_What is being asked_.
Find every line in the records below that holds the word "hacia", and copy each one.

**** Input data ****

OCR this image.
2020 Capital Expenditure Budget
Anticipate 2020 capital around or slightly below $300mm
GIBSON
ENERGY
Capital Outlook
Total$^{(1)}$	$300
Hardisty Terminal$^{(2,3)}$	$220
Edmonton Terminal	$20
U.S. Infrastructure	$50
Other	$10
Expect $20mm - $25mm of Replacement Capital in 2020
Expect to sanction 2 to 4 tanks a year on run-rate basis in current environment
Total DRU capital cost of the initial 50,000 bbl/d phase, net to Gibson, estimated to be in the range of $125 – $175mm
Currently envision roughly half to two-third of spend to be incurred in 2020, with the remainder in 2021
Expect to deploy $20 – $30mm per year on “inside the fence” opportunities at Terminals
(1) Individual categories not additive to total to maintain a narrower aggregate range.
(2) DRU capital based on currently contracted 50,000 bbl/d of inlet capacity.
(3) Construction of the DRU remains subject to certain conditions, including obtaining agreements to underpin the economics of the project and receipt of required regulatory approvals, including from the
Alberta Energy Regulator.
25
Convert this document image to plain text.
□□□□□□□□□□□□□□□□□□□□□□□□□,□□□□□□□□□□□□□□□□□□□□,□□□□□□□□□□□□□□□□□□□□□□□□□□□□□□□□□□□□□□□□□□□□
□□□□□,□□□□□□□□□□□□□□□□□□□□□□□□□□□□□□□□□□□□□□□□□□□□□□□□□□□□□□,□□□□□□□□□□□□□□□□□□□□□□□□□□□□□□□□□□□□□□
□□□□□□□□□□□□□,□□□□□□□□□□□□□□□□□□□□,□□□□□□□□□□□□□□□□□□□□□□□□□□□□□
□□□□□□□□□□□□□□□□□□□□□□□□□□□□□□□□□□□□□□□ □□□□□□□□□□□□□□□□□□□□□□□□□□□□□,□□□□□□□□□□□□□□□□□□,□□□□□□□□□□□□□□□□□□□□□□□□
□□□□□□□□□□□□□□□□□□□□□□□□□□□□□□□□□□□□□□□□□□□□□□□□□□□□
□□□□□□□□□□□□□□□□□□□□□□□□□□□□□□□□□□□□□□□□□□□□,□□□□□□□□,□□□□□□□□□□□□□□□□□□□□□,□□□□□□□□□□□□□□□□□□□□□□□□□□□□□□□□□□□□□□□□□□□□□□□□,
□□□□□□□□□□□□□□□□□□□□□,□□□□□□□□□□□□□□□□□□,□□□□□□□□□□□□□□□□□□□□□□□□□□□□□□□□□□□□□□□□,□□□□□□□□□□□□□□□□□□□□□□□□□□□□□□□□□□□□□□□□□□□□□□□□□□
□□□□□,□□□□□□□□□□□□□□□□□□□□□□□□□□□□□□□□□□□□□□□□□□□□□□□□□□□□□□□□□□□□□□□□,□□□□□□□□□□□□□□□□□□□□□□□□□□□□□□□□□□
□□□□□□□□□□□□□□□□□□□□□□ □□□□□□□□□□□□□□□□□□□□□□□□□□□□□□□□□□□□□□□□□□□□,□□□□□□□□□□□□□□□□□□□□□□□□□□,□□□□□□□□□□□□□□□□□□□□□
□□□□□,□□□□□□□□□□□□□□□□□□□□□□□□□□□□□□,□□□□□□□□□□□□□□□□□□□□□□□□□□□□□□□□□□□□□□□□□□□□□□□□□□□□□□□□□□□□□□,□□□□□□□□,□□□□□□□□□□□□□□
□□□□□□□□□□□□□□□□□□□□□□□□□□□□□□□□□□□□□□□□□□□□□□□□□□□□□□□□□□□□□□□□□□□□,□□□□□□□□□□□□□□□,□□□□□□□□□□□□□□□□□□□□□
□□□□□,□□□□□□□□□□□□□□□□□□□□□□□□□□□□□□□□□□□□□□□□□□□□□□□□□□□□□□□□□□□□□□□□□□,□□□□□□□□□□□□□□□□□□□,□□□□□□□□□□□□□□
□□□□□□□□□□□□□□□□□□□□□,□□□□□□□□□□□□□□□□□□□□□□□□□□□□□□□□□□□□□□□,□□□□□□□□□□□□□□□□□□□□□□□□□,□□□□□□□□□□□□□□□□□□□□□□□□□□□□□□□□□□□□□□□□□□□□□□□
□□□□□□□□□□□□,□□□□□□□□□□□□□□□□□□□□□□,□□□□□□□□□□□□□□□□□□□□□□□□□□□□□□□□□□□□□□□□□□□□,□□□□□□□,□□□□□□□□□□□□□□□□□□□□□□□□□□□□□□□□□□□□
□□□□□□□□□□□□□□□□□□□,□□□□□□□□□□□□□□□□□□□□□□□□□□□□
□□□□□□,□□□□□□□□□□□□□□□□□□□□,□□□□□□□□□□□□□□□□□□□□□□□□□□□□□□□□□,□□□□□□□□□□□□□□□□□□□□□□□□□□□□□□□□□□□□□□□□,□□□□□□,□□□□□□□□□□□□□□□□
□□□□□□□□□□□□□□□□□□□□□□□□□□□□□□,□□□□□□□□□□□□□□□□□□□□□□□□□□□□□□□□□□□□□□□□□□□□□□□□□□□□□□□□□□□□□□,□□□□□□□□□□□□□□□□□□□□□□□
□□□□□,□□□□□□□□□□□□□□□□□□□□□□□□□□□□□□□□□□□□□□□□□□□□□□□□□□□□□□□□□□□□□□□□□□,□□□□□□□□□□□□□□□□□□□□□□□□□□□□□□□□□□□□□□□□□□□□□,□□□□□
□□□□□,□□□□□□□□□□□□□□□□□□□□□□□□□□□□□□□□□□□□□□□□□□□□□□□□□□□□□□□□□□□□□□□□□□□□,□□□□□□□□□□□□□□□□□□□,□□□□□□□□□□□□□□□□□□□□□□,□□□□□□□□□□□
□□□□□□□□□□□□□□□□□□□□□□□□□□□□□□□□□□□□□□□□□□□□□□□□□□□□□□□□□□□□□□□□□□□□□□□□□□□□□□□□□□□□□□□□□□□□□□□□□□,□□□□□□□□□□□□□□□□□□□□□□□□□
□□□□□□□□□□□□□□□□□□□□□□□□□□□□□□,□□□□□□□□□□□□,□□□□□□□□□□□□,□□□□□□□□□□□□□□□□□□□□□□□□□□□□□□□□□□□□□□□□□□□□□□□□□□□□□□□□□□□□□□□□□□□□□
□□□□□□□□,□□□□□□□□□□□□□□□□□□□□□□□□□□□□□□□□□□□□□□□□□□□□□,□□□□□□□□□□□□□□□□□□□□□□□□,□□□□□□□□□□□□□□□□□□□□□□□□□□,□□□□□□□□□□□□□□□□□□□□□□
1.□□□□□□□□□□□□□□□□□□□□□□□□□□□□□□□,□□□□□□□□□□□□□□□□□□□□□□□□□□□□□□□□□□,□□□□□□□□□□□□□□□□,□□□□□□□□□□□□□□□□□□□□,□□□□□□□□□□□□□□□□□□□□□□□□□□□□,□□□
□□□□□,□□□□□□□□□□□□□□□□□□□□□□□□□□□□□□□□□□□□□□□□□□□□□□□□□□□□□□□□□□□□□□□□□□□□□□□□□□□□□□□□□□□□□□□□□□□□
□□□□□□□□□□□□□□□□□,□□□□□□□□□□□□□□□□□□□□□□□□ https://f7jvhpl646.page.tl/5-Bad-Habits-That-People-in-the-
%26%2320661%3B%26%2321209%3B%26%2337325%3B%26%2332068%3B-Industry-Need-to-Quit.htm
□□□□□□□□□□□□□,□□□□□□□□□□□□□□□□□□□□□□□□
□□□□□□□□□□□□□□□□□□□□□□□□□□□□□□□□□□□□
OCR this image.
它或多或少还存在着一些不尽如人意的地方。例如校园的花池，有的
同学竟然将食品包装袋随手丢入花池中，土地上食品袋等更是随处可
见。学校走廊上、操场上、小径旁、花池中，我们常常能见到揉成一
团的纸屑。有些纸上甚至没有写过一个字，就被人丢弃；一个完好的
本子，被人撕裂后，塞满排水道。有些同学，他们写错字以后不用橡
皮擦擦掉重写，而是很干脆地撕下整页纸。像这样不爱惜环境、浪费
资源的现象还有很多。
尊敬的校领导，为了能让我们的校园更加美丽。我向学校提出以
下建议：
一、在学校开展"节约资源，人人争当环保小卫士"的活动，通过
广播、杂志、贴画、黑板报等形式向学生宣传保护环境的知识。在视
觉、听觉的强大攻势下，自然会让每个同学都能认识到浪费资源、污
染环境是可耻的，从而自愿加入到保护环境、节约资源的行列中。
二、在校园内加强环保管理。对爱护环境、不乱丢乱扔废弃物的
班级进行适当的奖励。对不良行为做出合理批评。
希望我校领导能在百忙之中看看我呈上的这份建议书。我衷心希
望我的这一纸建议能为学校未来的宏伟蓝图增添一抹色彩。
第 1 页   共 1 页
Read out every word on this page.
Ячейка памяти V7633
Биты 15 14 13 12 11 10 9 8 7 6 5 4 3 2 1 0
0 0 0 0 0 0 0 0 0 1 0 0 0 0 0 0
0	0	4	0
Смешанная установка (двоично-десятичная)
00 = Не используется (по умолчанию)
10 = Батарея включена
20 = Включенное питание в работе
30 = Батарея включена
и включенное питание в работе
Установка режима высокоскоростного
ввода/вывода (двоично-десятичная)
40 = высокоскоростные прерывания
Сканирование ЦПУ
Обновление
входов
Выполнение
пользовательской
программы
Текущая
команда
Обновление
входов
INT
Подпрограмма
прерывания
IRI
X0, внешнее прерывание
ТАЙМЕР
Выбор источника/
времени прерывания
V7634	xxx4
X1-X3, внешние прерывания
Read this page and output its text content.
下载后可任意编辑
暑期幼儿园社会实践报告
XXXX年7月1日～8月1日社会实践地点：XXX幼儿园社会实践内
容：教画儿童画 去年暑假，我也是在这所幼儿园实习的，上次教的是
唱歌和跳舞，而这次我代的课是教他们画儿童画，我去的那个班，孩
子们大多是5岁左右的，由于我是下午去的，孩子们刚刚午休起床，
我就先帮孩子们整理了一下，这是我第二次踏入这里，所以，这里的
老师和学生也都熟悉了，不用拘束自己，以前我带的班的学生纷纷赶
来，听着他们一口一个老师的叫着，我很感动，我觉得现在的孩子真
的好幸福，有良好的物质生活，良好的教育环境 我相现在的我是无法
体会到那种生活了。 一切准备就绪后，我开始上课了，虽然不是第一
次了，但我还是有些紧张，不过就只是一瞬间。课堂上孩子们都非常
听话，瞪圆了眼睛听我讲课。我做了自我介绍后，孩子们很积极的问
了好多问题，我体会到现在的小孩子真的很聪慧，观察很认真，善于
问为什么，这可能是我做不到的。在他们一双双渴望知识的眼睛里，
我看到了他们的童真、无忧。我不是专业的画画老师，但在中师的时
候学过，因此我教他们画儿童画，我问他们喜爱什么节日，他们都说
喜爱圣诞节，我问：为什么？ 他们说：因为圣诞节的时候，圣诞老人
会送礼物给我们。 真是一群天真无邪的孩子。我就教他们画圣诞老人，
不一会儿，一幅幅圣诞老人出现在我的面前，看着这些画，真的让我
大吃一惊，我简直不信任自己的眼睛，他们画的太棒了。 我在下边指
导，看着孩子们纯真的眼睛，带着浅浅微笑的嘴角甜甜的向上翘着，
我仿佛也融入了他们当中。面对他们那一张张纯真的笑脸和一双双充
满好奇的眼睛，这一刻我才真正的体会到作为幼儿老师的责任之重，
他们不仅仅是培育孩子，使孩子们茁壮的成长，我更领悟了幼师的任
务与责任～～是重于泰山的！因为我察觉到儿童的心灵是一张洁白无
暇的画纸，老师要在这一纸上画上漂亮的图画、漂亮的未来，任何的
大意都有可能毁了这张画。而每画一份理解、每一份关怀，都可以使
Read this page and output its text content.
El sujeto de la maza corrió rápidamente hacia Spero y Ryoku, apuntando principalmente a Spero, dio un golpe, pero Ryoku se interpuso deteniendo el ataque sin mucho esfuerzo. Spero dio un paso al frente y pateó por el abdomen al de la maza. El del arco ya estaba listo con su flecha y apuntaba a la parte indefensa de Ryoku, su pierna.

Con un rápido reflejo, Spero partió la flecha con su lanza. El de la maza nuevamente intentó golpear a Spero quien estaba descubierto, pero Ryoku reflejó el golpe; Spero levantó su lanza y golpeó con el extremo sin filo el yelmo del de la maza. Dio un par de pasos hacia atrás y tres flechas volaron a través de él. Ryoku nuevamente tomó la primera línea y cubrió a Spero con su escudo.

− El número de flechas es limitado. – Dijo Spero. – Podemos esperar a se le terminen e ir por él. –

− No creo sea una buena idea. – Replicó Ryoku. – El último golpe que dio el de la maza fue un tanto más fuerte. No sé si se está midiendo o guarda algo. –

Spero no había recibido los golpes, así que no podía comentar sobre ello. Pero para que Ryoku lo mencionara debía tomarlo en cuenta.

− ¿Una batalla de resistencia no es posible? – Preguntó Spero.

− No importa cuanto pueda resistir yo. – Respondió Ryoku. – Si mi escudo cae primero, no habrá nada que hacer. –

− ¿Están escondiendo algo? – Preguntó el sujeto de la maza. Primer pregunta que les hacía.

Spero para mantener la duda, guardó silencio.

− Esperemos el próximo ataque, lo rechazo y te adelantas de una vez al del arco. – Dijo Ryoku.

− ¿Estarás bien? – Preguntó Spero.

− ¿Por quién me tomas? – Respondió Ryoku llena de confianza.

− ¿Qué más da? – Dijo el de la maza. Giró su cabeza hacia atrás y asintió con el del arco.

****

_Completed exercise_.
El sujeto de la maza corrió rápidamente hacia Spero y Ryoku, apuntando principalmente a Spero, dio un golpe, pero Ryoku se interpuso deteniendo el ataque sin mucho esfuerzo. Spero dio un paso al frente y pateó por el abdomen al de la maza. El del arco ya estaba listo con su flecha y apuntaba a la parte indefensa de Ryoku, su pierna.
Con un rápido reflejo, Spero partió la flecha con su lanza. El de la maza nuevamente intentó golpear a Spero quien estaba descubierto, pero Ryoku reflejó el golpe; Spero levantó su lanza y golpeó con el extremo sin filo el yelmo del de la maza. Dio un par de pasos hacia atrás y tres flechas volaron a través de él. Ryoku nuevamente tomó la primera línea y cubrió a Spero con su escudo.
− ¿Qué más da? – Dijo el de la maza. Giró su cabeza hacia atrás y asintió con el del arco.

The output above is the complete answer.